___ INPUT ROWS

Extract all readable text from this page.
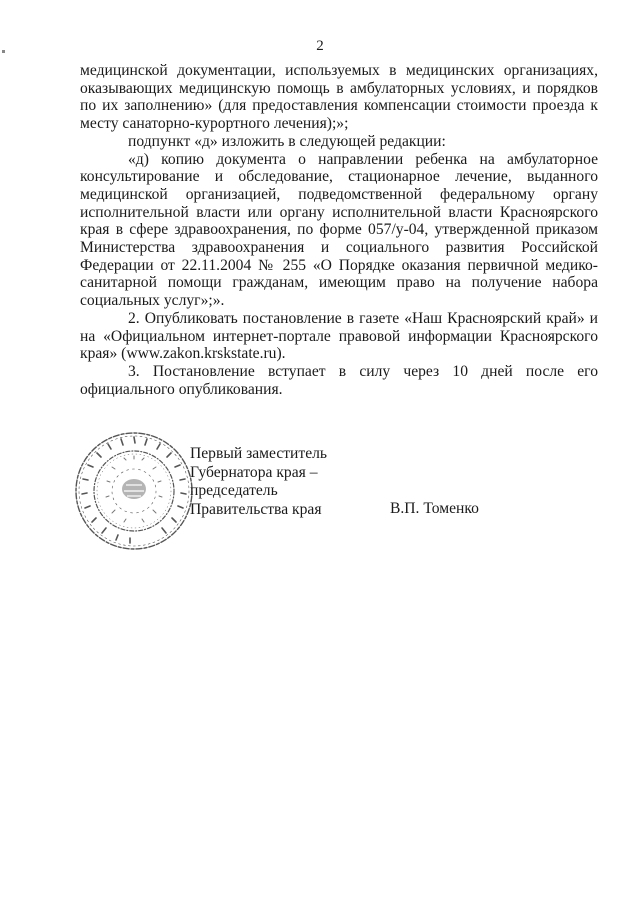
2

медицинской документации, используемых в медицинских организациях, оказывающих медицинскую помощь в амбулаторных условиях, и порядков по их заполнению» (для предоставления компенсации стоимости проезда к месту санаторно-курортного лечения);»;

подпункт «д» изложить в следующей редакции:

«д) копию документа о направлении ребенка на амбулаторное консультирование и обследование, стационарное лечение, выданного медицинской организацией, подведомственной федеральному органу исполнительной власти или органу исполнительной власти Красноярского края в сфере здравоохранения, по форме 057/у-04, утвержденной приказом Министерства здравоохранения и социального развития Российской Федерации от 22.11.2004 № 255 «О Порядке оказания первичной медико-санитарной помощи гражданам, имеющим право на получение набора социальных услуг»;».

2. Опубликовать постановление в газете «Наш Красноярский край» и на «Официальном интернет-портале правовой информации Красноярского края» (www.zakon.krskstate.ru).

3. Постановление вступает в силу через 10 дней после его официального опубликования.

Первый заместитель
Губернатора края –
председатель
Правительства края	В.П. Томенко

______

* SET EXERCISE
The material above holds pictures; copy everything else in it exactly.

* RESPONSE FOR THIS EXERCISE
Extract all readable text from this page.
2

медицинской документации, используемых в медицинских организациях, оказывающих медицинскую помощь в амбулаторных условиях, и порядков по их заполнению» (для предоставления компенсации стоимости проезда к месту санаторно-курортного лечения);»;

подпункт «д» изложить в следующей редакции:

«д) копию документа о направлении ребенка на амбулаторное консультирование и обследование, стационарное лечение, выданного медицинской организацией, подведомственной федеральному органу исполнительной власти или органу исполнительной власти Красноярского края в сфере здравоохранения, по форме 057/у-04, утвержденной приказом Министерства здравоохранения и социального развития Российской Федерации от 22.11.2004 № 255 «О Порядке оказания первичной медико-санитарной помощи гражданам, имеющим право на получение набора социальных услуг»;».

2. Опубликовать постановление в газете «Наш Красноярский край» и на «Официальном интернет-портале правовой информации Красноярского края» (www.zakon.krskstate.ru).

3. Постановление вступает в силу через 10 дней после его официального опубликования.

Первый заместитель
Губернатора края –
председатель
Правительства края	В.П. Томенко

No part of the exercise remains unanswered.